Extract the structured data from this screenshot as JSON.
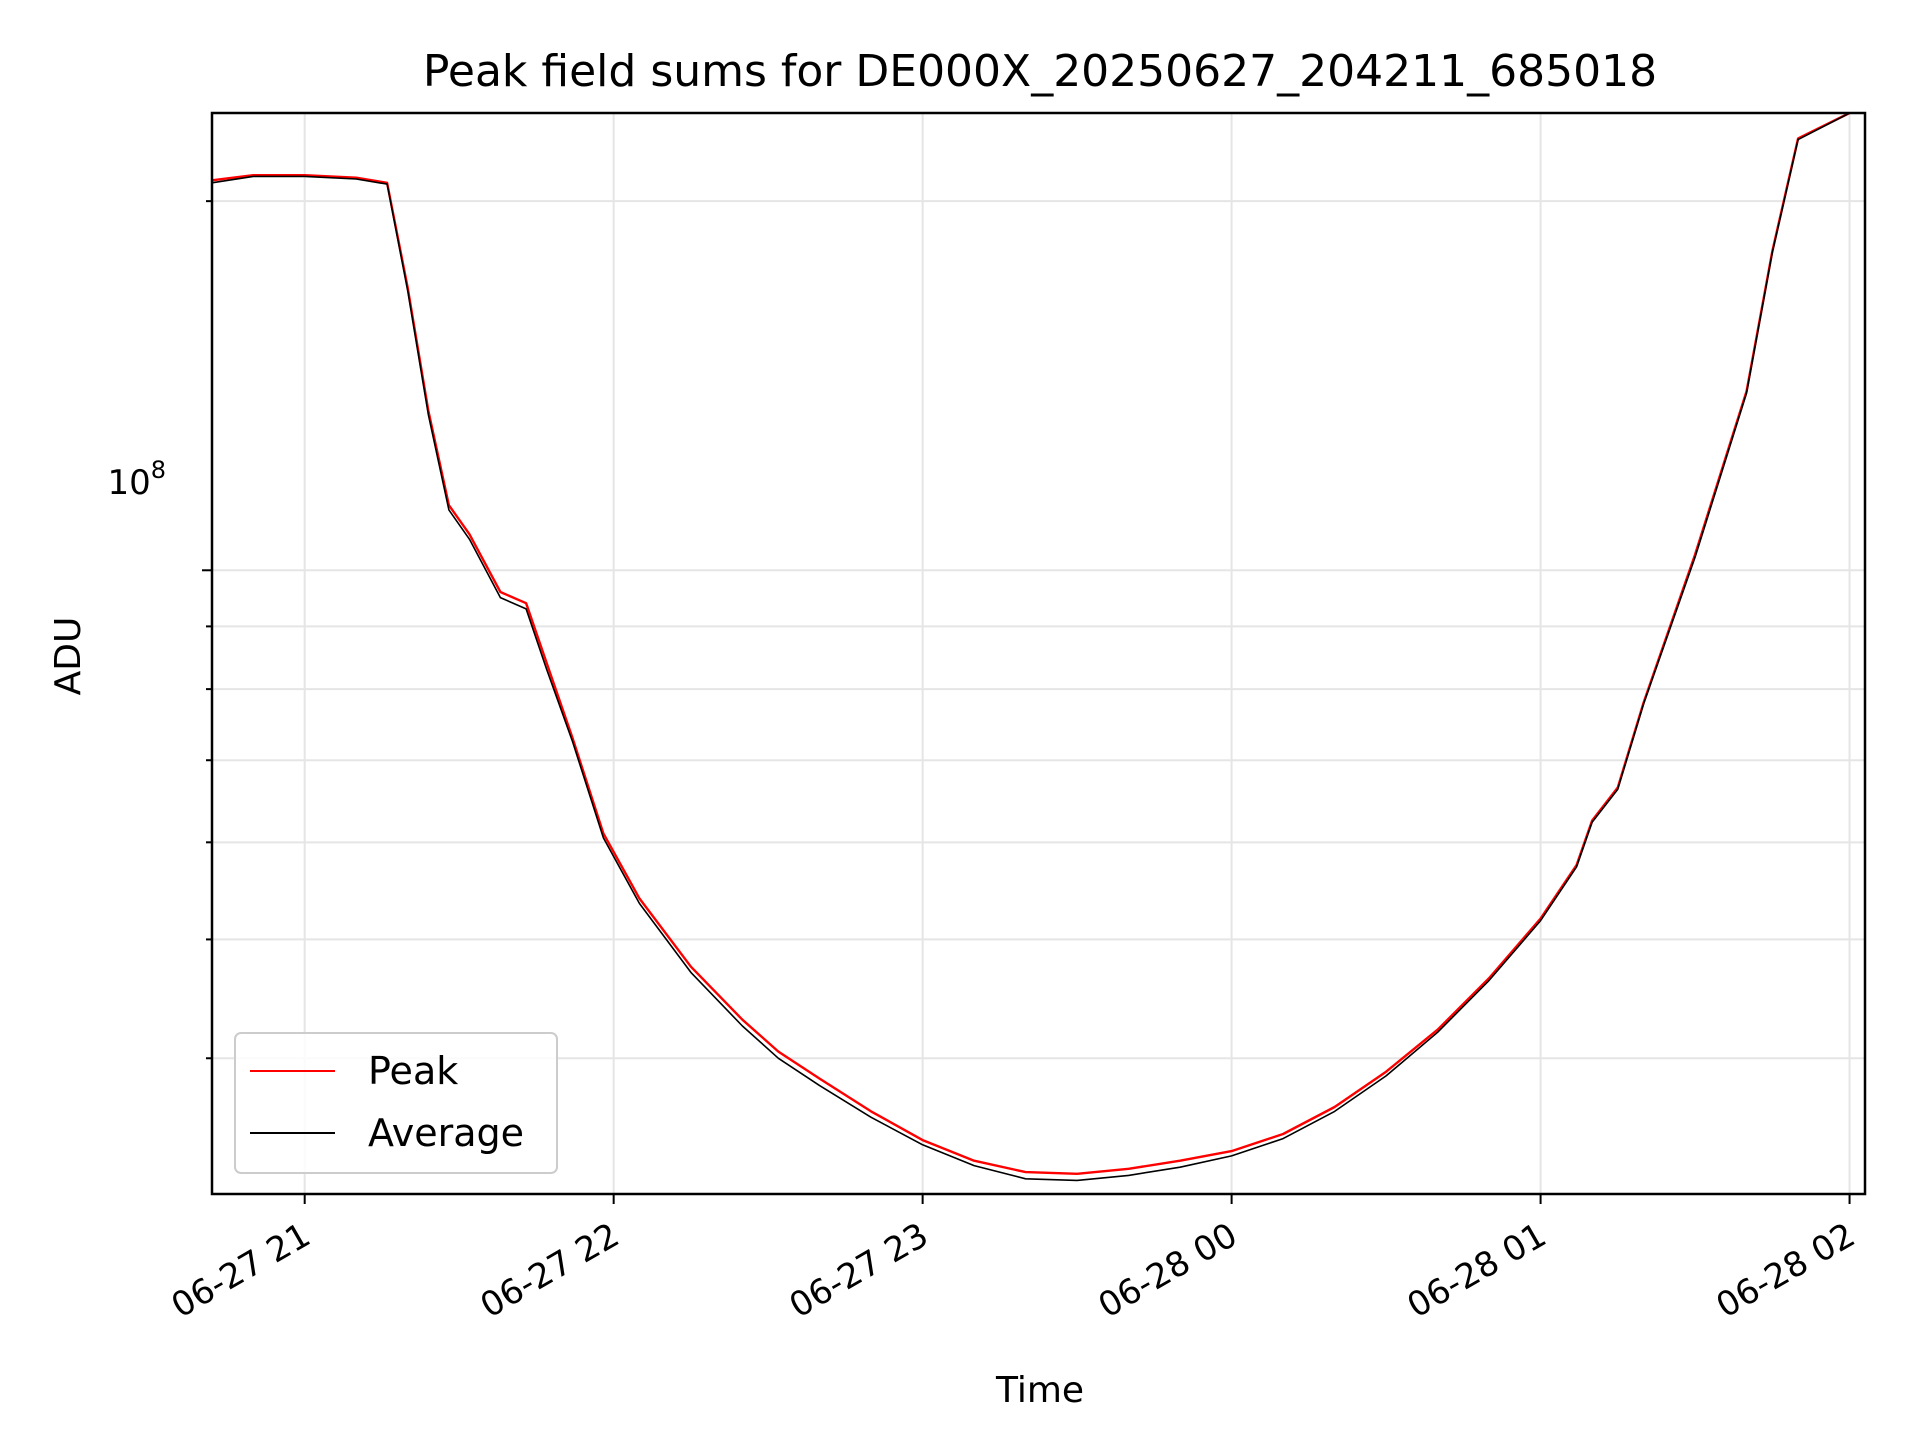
{
  "chart_data": {
    "type": "line",
    "title": "Peak field sums for DE000X_20250627_204211_685018",
    "xlabel": "Time",
    "ylabel": "ADU",
    "yscale": "log",
    "grid": true,
    "legend_position": "lower-left",
    "xlim": [
      "2025-06-27 20:42",
      "2025-06-28 02:03"
    ],
    "ylim": [
      31000000,
      236000000
    ],
    "x_ticks": [
      "06-27 21",
      "06-27 22",
      "06-27 23",
      "06-28 00",
      "06-28 01",
      "06-28 02"
    ],
    "y_tick_label": {
      "base": "10",
      "exponent": "8"
    },
    "colors": {
      "Peak": "#ff0000",
      "Average": "#000000",
      "grid": "#e5e5e5"
    },
    "series": [
      {
        "name": "Peak",
        "x": [
          "2025-06-27 20:42",
          "2025-06-27 20:50",
          "2025-06-27 21:00",
          "2025-06-27 21:10",
          "2025-06-27 21:16",
          "2025-06-27 21:20",
          "2025-06-27 21:24",
          "2025-06-27 21:28",
          "2025-06-27 21:32",
          "2025-06-27 21:38",
          "2025-06-27 21:43",
          "2025-06-27 21:47",
          "2025-06-27 21:52",
          "2025-06-27 21:58",
          "2025-06-27 22:05",
          "2025-06-27 22:15",
          "2025-06-27 22:25",
          "2025-06-27 22:32",
          "2025-06-27 22:40",
          "2025-06-27 22:50",
          "2025-06-27 23:00",
          "2025-06-27 23:10",
          "2025-06-27 23:20",
          "2025-06-27 23:30",
          "2025-06-27 23:40",
          "2025-06-27 23:50",
          "2025-06-28 00:00",
          "2025-06-28 00:10",
          "2025-06-28 00:20",
          "2025-06-28 00:30",
          "2025-06-28 00:40",
          "2025-06-28 00:50",
          "2025-06-28 01:00",
          "2025-06-28 01:07",
          "2025-06-28 01:10",
          "2025-06-28 01:15",
          "2025-06-28 01:20",
          "2025-06-28 01:30",
          "2025-06-28 01:40",
          "2025-06-28 01:45",
          "2025-06-28 01:50",
          "2025-06-28 02:00"
        ],
        "y": [
          208000000,
          210000000,
          210000000,
          209000000,
          207000000,
          170000000,
          135000000,
          113000000,
          107000000,
          96000000,
          94000000,
          84000000,
          73000000,
          61000000,
          54000000,
          47500000,
          43000000,
          40500000,
          38500000,
          36200000,
          34300000,
          33000000,
          32300000,
          32200000,
          32500000,
          33000000,
          33600000,
          34700000,
          36500000,
          39000000,
          42200000,
          46500000,
          52000000,
          57500000,
          62500000,
          66500000,
          78000000,
          103000000,
          140000000,
          182000000,
          225000000,
          236000000
        ]
      },
      {
        "name": "Average",
        "x": [
          "2025-06-27 20:42",
          "2025-06-27 20:50",
          "2025-06-27 21:00",
          "2025-06-27 21:10",
          "2025-06-27 21:16",
          "2025-06-27 21:20",
          "2025-06-27 21:24",
          "2025-06-27 21:28",
          "2025-06-27 21:32",
          "2025-06-27 21:38",
          "2025-06-27 21:43",
          "2025-06-27 21:47",
          "2025-06-27 21:52",
          "2025-06-27 21:58",
          "2025-06-27 22:05",
          "2025-06-27 22:15",
          "2025-06-27 22:25",
          "2025-06-27 22:32",
          "2025-06-27 22:40",
          "2025-06-27 22:50",
          "2025-06-27 23:00",
          "2025-06-27 23:10",
          "2025-06-27 23:20",
          "2025-06-27 23:30",
          "2025-06-27 23:40",
          "2025-06-27 23:50",
          "2025-06-28 00:00",
          "2025-06-28 00:10",
          "2025-06-28 00:20",
          "2025-06-28 00:30",
          "2025-06-28 00:40",
          "2025-06-28 00:50",
          "2025-06-28 01:00",
          "2025-06-28 01:07",
          "2025-06-28 01:10",
          "2025-06-28 01:15",
          "2025-06-28 01:20",
          "2025-06-28 01:30",
          "2025-06-28 01:40",
          "2025-06-28 01:45",
          "2025-06-28 01:50",
          "2025-06-28 02:00"
        ],
        "y": [
          207000000,
          209500000,
          209500000,
          208500000,
          206500000,
          169000000,
          134000000,
          112000000,
          106000000,
          95000000,
          93000000,
          83000000,
          72500000,
          60500000,
          53500000,
          47000000,
          42500000,
          40000000,
          38000000,
          35800000,
          34000000,
          32700000,
          31900000,
          31800000,
          32100000,
          32600000,
          33300000,
          34400000,
          36200000,
          38700000,
          42000000,
          46300000,
          51800000,
          57300000,
          62300000,
          66300000,
          77800000,
          102500000,
          139500000,
          181500000,
          224500000,
          236000000
        ]
      }
    ]
  }
}
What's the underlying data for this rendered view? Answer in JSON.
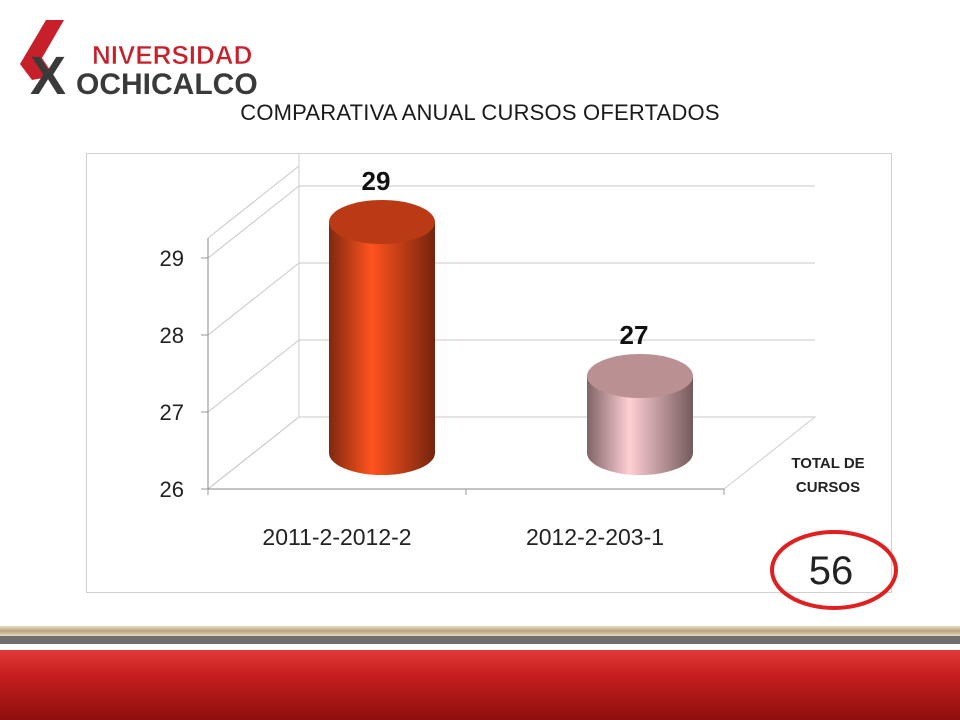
{
  "logo": {
    "line1": "NIVERSIDAD",
    "line2": "OCHICALCO",
    "mark_letter": "X",
    "colors": {
      "red": "#c8202a",
      "dark": "#3a3a3a"
    }
  },
  "total": {
    "label": "TOTAL DE CURSOS",
    "value": "56",
    "circle_color": "#e02020"
  },
  "chart_data": {
    "type": "bar",
    "style": "3d-cylinder",
    "title": "COMPARATIVA ANUAL CURSOS OFERTADOS",
    "categories": [
      "2011-2-2012-2",
      "2012-2-203-1"
    ],
    "values": [
      29,
      27
    ],
    "data_labels": [
      "29",
      "27"
    ],
    "bar_colors": [
      "#e8481a",
      "#e8b4b8"
    ],
    "ylim": [
      26,
      29
    ],
    "yticks": [
      26,
      27,
      28,
      29
    ],
    "grid": true,
    "legend": "none",
    "xlabel": "",
    "ylabel": ""
  }
}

■ What needs to be done ■
Quote all the records verbatim, dropping any pictures from your copy.

■ Answer for the task ■
Extract the structured data from this screenshot as JSON.
{
  "chart_data": {
    "type": "line",
    "title": "Peak field sums for DE000X_20250627_204211_685018",
    "xlabel": "Time",
    "ylabel": "ADU",
    "yscale": "log",
    "grid": true,
    "legend_position": "lower-left",
    "xlim": [
      "2025-06-27 20:42",
      "2025-06-28 02:03"
    ],
    "ylim": [
      31000000,
      236000000
    ],
    "x_ticks": [
      "06-27 21",
      "06-27 22",
      "06-27 23",
      "06-28 00",
      "06-28 01",
      "06-28 02"
    ],
    "y_tick_label": {
      "base": "10",
      "exponent": "8"
    },
    "colors": {
      "Peak": "#ff0000",
      "Average": "#000000",
      "grid": "#e5e5e5"
    },
    "series": [
      {
        "name": "Peak",
        "x": [
          "2025-06-27 20:42",
          "2025-06-27 20:50",
          "2025-06-27 21:00",
          "2025-06-27 21:10",
          "2025-06-27 21:16",
          "2025-06-27 21:20",
          "2025-06-27 21:24",
          "2025-06-27 21:28",
          "2025-06-27 21:32",
          "2025-06-27 21:38",
          "2025-06-27 21:43",
          "2025-06-27 21:47",
          "2025-06-27 21:52",
          "2025-06-27 21:58",
          "2025-06-27 22:05",
          "2025-06-27 22:15",
          "2025-06-27 22:25",
          "2025-06-27 22:32",
          "2025-06-27 22:40",
          "2025-06-27 22:50",
          "2025-06-27 23:00",
          "2025-06-27 23:10",
          "2025-06-27 23:20",
          "2025-06-27 23:30",
          "2025-06-27 23:40",
          "2025-06-27 23:50",
          "2025-06-28 00:00",
          "2025-06-28 00:10",
          "2025-06-28 00:20",
          "2025-06-28 00:30",
          "2025-06-28 00:40",
          "2025-06-28 00:50",
          "2025-06-28 01:00",
          "2025-06-28 01:07",
          "2025-06-28 01:10",
          "2025-06-28 01:15",
          "2025-06-28 01:20",
          "2025-06-28 01:30",
          "2025-06-28 01:40",
          "2025-06-28 01:45",
          "2025-06-28 01:50",
          "2025-06-28 02:00"
        ],
        "y": [
          208000000,
          210000000,
          210000000,
          209000000,
          207000000,
          170000000,
          135000000,
          113000000,
          107000000,
          96000000,
          94000000,
          84000000,
          73000000,
          61000000,
          54000000,
          47500000,
          43000000,
          40500000,
          38500000,
          36200000,
          34300000,
          33000000,
          32300000,
          32200000,
          32500000,
          33000000,
          33600000,
          34700000,
          36500000,
          39000000,
          42200000,
          46500000,
          52000000,
          57500000,
          62500000,
          66500000,
          78000000,
          103000000,
          140000000,
          182000000,
          225000000,
          236000000
        ]
      },
      {
        "name": "Average",
        "x": [
          "2025-06-27 20:42",
          "2025-06-27 20:50",
          "2025-06-27 21:00",
          "2025-06-27 21:10",
          "2025-06-27 21:16",
          "2025-06-27 21:20",
          "2025-06-27 21:24",
          "2025-06-27 21:28",
          "2025-06-27 21:32",
          "2025-06-27 21:38",
          "2025-06-27 21:43",
          "2025-06-27 21:47",
          "2025-06-27 21:52",
          "2025-06-27 21:58",
          "2025-06-27 22:05",
          "2025-06-27 22:15",
          "2025-06-27 22:25",
          "2025-06-27 22:32",
          "2025-06-27 22:40",
          "2025-06-27 22:50",
          "2025-06-27 23:00",
          "2025-06-27 23:10",
          "2025-06-27 23:20",
          "2025-06-27 23:30",
          "2025-06-27 23:40",
          "2025-06-27 23:50",
          "2025-06-28 00:00",
          "2025-06-28 00:10",
          "2025-06-28 00:20",
          "2025-06-28 00:30",
          "2025-06-28 00:40",
          "2025-06-28 00:50",
          "2025-06-28 01:00",
          "2025-06-28 01:07",
          "2025-06-28 01:10",
          "2025-06-28 01:15",
          "2025-06-28 01:20",
          "2025-06-28 01:30",
          "2025-06-28 01:40",
          "2025-06-28 01:45",
          "2025-06-28 01:50",
          "2025-06-28 02:00"
        ],
        "y": [
          207000000,
          209500000,
          209500000,
          208500000,
          206500000,
          169000000,
          134000000,
          112000000,
          106000000,
          95000000,
          93000000,
          83000000,
          72500000,
          60500000,
          53500000,
          47000000,
          42500000,
          40000000,
          38000000,
          35800000,
          34000000,
          32700000,
          31900000,
          31800000,
          32100000,
          32600000,
          33300000,
          34400000,
          36200000,
          38700000,
          42000000,
          46300000,
          51800000,
          57300000,
          62300000,
          66300000,
          77800000,
          102500000,
          139500000,
          181500000,
          224500000,
          236000000
        ]
      }
    ]
  }
}
What's the underlying data for this rendered view? Answer in JSON.
{
  "logo": {
    "line1": "NIVERSIDAD",
    "line2": "OCHICALCO",
    "mark_letter": "X",
    "colors": {
      "red": "#c8202a",
      "dark": "#3a3a3a"
    }
  },
  "total": {
    "label": "TOTAL DE CURSOS",
    "value": "56",
    "circle_color": "#e02020"
  },
  "chart_data": {
    "type": "bar",
    "style": "3d-cylinder",
    "title": "COMPARATIVA ANUAL CURSOS OFERTADOS",
    "categories": [
      "2011-2-2012-2",
      "2012-2-203-1"
    ],
    "values": [
      29,
      27
    ],
    "data_labels": [
      "29",
      "27"
    ],
    "bar_colors": [
      "#e8481a",
      "#e8b4b8"
    ],
    "ylim": [
      26,
      29
    ],
    "yticks": [
      26,
      27,
      28,
      29
    ],
    "grid": true,
    "legend": "none",
    "xlabel": "",
    "ylabel": ""
  }
}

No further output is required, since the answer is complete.